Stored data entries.
┌──
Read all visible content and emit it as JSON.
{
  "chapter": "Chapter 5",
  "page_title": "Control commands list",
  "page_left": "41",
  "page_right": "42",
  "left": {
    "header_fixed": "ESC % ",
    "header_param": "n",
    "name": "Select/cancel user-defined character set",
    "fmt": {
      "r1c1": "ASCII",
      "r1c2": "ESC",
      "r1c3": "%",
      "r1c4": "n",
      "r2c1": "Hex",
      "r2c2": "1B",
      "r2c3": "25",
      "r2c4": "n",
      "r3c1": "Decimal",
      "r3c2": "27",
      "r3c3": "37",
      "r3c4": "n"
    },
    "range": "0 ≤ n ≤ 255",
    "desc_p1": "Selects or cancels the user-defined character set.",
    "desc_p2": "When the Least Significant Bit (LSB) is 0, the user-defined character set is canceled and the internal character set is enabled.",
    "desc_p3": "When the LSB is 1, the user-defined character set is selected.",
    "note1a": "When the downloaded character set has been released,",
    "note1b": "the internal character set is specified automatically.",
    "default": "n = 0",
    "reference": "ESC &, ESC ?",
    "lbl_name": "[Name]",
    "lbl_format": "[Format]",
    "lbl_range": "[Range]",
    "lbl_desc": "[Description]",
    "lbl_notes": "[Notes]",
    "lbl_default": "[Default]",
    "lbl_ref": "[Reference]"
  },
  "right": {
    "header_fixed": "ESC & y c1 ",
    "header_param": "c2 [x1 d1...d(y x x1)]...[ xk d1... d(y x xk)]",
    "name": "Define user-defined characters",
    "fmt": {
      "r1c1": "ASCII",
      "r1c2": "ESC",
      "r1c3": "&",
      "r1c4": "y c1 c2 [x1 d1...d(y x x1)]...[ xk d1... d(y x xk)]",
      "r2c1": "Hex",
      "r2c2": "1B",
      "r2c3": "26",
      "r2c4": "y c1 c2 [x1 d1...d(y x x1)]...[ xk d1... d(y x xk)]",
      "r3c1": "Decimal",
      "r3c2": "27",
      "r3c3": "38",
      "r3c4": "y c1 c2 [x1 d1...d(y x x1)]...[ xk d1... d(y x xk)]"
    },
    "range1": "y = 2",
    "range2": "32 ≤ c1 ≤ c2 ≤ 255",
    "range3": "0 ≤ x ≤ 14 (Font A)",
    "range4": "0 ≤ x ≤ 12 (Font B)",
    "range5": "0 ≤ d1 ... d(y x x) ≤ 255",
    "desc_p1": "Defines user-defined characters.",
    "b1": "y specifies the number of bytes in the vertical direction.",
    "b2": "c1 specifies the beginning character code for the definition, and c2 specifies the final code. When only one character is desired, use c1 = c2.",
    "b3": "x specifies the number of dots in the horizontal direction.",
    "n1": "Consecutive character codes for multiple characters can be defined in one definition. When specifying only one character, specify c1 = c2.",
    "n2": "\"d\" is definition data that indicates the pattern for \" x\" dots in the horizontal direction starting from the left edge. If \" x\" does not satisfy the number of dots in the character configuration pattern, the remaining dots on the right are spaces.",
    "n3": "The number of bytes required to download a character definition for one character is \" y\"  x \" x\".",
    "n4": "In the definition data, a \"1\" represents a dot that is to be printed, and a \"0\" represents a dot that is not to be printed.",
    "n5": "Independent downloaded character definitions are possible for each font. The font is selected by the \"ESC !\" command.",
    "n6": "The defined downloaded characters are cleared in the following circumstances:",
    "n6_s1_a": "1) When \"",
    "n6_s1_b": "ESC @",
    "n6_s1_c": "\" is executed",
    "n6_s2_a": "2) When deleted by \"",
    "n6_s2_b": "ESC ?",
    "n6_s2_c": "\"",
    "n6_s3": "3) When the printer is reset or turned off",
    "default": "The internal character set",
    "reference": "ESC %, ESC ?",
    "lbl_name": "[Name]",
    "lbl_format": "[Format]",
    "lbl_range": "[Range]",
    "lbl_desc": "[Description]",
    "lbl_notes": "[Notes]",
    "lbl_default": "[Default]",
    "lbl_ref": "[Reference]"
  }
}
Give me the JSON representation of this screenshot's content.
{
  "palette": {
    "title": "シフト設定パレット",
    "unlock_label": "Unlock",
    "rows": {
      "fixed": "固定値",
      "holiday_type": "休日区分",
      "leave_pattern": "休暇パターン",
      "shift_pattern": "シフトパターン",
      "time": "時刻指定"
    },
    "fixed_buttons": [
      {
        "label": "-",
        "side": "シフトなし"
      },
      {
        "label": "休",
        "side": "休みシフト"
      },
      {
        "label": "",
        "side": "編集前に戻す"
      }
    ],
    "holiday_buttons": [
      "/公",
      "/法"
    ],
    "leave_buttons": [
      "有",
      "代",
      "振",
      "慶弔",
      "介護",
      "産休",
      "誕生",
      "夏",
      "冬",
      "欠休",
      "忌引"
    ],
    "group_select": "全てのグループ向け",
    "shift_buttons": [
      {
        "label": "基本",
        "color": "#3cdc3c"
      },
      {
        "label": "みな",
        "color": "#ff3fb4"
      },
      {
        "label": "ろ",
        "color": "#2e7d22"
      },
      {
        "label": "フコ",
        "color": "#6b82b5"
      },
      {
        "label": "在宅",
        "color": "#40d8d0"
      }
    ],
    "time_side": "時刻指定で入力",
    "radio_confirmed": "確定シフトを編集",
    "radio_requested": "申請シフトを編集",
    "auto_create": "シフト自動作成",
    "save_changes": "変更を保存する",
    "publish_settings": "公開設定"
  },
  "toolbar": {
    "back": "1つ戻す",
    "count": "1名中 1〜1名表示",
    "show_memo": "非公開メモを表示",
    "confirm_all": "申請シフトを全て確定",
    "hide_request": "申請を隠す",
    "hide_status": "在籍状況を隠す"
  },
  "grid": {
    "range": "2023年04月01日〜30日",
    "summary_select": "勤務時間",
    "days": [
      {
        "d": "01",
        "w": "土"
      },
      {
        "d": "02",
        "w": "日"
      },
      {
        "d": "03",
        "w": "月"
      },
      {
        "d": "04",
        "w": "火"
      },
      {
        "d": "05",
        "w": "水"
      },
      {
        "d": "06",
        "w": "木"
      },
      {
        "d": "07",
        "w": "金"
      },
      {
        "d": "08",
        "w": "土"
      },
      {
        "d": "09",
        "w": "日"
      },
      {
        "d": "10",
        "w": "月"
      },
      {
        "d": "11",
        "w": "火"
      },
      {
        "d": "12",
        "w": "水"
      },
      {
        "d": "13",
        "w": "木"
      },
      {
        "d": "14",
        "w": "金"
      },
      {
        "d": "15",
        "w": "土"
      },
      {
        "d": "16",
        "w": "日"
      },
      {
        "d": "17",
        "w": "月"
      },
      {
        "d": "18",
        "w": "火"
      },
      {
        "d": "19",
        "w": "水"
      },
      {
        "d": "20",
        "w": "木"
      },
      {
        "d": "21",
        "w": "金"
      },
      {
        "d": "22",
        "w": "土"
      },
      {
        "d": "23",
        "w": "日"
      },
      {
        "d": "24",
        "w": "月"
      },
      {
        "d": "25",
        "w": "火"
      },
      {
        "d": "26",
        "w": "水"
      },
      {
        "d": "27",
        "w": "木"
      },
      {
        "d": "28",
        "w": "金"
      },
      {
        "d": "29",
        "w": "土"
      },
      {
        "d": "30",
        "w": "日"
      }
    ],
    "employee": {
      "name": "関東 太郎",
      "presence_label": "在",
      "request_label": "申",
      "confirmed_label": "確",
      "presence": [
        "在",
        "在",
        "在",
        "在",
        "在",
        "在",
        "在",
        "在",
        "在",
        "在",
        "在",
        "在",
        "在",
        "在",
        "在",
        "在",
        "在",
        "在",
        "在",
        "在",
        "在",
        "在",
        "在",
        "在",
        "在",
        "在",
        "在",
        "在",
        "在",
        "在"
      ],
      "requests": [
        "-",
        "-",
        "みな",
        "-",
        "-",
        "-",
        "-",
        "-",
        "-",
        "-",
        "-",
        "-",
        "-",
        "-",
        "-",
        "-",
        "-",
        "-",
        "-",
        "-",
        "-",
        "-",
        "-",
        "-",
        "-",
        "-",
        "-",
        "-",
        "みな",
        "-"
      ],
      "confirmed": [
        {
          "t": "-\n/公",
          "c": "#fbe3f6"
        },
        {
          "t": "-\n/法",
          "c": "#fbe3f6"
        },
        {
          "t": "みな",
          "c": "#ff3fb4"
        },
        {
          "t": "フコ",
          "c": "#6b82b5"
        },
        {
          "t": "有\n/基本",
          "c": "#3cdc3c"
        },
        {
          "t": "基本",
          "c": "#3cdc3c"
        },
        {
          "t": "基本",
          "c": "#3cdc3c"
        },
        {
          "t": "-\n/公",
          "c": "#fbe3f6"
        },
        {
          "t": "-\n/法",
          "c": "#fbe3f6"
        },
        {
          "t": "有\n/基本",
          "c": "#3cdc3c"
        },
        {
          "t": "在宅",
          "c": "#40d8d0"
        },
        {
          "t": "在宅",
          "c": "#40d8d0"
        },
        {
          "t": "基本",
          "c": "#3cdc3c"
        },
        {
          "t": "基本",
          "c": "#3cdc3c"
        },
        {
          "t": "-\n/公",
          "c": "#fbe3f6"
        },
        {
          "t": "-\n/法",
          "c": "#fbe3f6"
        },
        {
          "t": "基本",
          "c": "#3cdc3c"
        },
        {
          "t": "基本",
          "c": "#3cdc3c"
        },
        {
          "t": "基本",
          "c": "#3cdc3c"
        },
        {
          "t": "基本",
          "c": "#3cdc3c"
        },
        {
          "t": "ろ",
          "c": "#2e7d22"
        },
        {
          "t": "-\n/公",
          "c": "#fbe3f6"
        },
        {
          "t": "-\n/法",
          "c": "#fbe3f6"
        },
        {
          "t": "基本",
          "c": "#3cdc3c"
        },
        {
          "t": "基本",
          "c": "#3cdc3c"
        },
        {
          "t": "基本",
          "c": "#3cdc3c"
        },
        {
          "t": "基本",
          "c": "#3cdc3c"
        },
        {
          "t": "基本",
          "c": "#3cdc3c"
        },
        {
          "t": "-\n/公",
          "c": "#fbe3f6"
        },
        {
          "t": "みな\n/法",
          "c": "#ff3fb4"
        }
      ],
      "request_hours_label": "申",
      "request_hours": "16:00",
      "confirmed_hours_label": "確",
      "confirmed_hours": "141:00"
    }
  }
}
└──
What is required. Look over the listing. Pull out every line with the string "direction" in it.

Output for this exercise.
    "b1": "y specifies the number of bytes in the vertical direction.",
    "b3": "x specifies the number of dots in the horizontal direction.",
    "n2": "\"d\" is definition data that indicates the pattern for \" x\" dots in the horizontal direction starting from the left edge. If \" x\" does not satisfy the number of dots in the character configuration pattern, the remaining dots on the right are spaces.",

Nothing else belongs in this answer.